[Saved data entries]

----

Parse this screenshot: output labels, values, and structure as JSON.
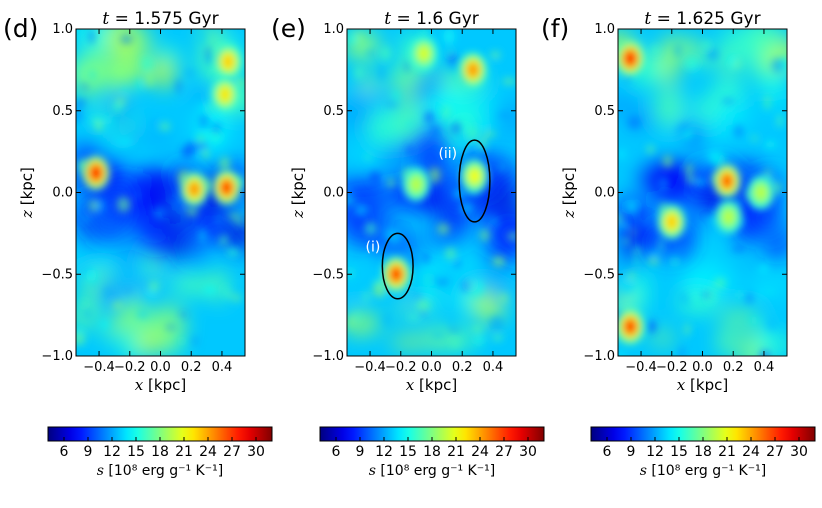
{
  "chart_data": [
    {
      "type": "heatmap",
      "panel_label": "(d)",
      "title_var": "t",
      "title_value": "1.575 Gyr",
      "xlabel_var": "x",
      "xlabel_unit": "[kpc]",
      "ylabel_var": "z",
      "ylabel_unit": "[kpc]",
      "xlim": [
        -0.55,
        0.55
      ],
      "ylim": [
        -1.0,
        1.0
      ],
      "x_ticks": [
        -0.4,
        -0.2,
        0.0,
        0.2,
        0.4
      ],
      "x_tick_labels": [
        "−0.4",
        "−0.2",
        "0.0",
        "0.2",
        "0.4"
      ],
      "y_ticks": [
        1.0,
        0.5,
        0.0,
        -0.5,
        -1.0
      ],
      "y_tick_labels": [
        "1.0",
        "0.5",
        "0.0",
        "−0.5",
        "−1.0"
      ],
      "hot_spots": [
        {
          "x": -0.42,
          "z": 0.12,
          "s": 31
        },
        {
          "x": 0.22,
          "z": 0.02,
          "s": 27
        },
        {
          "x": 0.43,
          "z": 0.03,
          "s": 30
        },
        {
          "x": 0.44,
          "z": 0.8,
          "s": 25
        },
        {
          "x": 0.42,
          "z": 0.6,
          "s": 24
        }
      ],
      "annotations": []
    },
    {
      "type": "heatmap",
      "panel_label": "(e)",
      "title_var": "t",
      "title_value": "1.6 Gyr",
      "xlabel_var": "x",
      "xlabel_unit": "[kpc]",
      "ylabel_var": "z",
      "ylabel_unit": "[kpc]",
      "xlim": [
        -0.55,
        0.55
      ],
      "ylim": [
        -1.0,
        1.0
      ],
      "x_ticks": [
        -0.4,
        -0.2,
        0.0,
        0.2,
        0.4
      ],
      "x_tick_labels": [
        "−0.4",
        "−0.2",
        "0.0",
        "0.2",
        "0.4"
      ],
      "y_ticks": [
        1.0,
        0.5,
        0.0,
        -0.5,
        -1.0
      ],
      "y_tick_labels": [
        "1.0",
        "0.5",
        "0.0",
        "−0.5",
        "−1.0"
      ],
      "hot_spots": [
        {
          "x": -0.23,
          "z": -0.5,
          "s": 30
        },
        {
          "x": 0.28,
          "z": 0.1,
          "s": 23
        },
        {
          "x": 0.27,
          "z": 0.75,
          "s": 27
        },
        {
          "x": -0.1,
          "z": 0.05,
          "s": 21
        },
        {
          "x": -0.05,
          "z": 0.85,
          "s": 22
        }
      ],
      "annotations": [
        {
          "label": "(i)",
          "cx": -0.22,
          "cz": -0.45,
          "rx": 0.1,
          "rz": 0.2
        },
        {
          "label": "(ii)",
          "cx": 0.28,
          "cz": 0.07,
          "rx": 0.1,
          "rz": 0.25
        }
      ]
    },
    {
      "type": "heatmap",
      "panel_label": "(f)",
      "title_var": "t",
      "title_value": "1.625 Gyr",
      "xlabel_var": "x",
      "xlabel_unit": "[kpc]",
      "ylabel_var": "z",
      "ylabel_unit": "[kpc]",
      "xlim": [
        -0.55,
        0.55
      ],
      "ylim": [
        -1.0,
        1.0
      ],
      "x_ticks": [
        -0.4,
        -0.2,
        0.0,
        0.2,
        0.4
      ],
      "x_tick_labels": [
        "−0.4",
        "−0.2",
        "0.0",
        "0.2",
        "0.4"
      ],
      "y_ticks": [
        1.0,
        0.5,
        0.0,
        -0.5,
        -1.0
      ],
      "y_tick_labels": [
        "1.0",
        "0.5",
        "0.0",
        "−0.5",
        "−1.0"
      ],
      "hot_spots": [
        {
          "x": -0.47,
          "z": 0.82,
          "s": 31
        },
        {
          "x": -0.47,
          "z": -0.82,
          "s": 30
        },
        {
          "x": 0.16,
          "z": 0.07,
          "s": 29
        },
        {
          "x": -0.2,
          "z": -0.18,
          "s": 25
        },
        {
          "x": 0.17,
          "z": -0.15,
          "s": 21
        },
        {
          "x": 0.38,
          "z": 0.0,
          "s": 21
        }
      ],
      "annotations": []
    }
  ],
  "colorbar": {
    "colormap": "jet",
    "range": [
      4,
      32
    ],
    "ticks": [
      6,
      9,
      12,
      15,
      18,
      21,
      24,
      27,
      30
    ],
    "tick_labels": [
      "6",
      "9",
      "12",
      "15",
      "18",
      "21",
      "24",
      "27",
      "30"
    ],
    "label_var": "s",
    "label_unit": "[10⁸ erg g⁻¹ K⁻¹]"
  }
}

----

Written instruction – Reproduce all of the data exactly, omitting each picture it holds.

Exercise response –
Parse this screenshot: output labels, values, and structure as JSON.
{
  "chart_data": [
    {
      "type": "heatmap",
      "panel_label": "(d)",
      "title_var": "t",
      "title_value": "1.575 Gyr",
      "xlabel_var": "x",
      "xlabel_unit": "[kpc]",
      "ylabel_var": "z",
      "ylabel_unit": "[kpc]",
      "xlim": [
        -0.55,
        0.55
      ],
      "ylim": [
        -1.0,
        1.0
      ],
      "x_ticks": [
        -0.4,
        -0.2,
        0.0,
        0.2,
        0.4
      ],
      "x_tick_labels": [
        "−0.4",
        "−0.2",
        "0.0",
        "0.2",
        "0.4"
      ],
      "y_ticks": [
        1.0,
        0.5,
        0.0,
        -0.5,
        -1.0
      ],
      "y_tick_labels": [
        "1.0",
        "0.5",
        "0.0",
        "−0.5",
        "−1.0"
      ],
      "hot_spots": [
        {
          "x": -0.42,
          "z": 0.12,
          "s": 31
        },
        {
          "x": 0.22,
          "z": 0.02,
          "s": 27
        },
        {
          "x": 0.43,
          "z": 0.03,
          "s": 30
        },
        {
          "x": 0.44,
          "z": 0.8,
          "s": 25
        },
        {
          "x": 0.42,
          "z": 0.6,
          "s": 24
        }
      ],
      "annotations": []
    },
    {
      "type": "heatmap",
      "panel_label": "(e)",
      "title_var": "t",
      "title_value": "1.6 Gyr",
      "xlabel_var": "x",
      "xlabel_unit": "[kpc]",
      "ylabel_var": "z",
      "ylabel_unit": "[kpc]",
      "xlim": [
        -0.55,
        0.55
      ],
      "ylim": [
        -1.0,
        1.0
      ],
      "x_ticks": [
        -0.4,
        -0.2,
        0.0,
        0.2,
        0.4
      ],
      "x_tick_labels": [
        "−0.4",
        "−0.2",
        "0.0",
        "0.2",
        "0.4"
      ],
      "y_ticks": [
        1.0,
        0.5,
        0.0,
        -0.5,
        -1.0
      ],
      "y_tick_labels": [
        "1.0",
        "0.5",
        "0.0",
        "−0.5",
        "−1.0"
      ],
      "hot_spots": [
        {
          "x": -0.23,
          "z": -0.5,
          "s": 30
        },
        {
          "x": 0.28,
          "z": 0.1,
          "s": 23
        },
        {
          "x": 0.27,
          "z": 0.75,
          "s": 27
        },
        {
          "x": -0.1,
          "z": 0.05,
          "s": 21
        },
        {
          "x": -0.05,
          "z": 0.85,
          "s": 22
        }
      ],
      "annotations": [
        {
          "label": "(i)",
          "cx": -0.22,
          "cz": -0.45,
          "rx": 0.1,
          "rz": 0.2
        },
        {
          "label": "(ii)",
          "cx": 0.28,
          "cz": 0.07,
          "rx": 0.1,
          "rz": 0.25
        }
      ]
    },
    {
      "type": "heatmap",
      "panel_label": "(f)",
      "title_var": "t",
      "title_value": "1.625 Gyr",
      "xlabel_var": "x",
      "xlabel_unit": "[kpc]",
      "ylabel_var": "z",
      "ylabel_unit": "[kpc]",
      "xlim": [
        -0.55,
        0.55
      ],
      "ylim": [
        -1.0,
        1.0
      ],
      "x_ticks": [
        -0.4,
        -0.2,
        0.0,
        0.2,
        0.4
      ],
      "x_tick_labels": [
        "−0.4",
        "−0.2",
        "0.0",
        "0.2",
        "0.4"
      ],
      "y_ticks": [
        1.0,
        0.5,
        0.0,
        -0.5,
        -1.0
      ],
      "y_tick_labels": [
        "1.0",
        "0.5",
        "0.0",
        "−0.5",
        "−1.0"
      ],
      "hot_spots": [
        {
          "x": -0.47,
          "z": 0.82,
          "s": 31
        },
        {
          "x": -0.47,
          "z": -0.82,
          "s": 30
        },
        {
          "x": 0.16,
          "z": 0.07,
          "s": 29
        },
        {
          "x": -0.2,
          "z": -0.18,
          "s": 25
        },
        {
          "x": 0.17,
          "z": -0.15,
          "s": 21
        },
        {
          "x": 0.38,
          "z": 0.0,
          "s": 21
        }
      ],
      "annotations": []
    }
  ],
  "colorbar": {
    "colormap": "jet",
    "range": [
      4,
      32
    ],
    "ticks": [
      6,
      9,
      12,
      15,
      18,
      21,
      24,
      27,
      30
    ],
    "tick_labels": [
      "6",
      "9",
      "12",
      "15",
      "18",
      "21",
      "24",
      "27",
      "30"
    ],
    "label_var": "s",
    "label_unit": "[10⁸ erg g⁻¹ K⁻¹]"
  }
}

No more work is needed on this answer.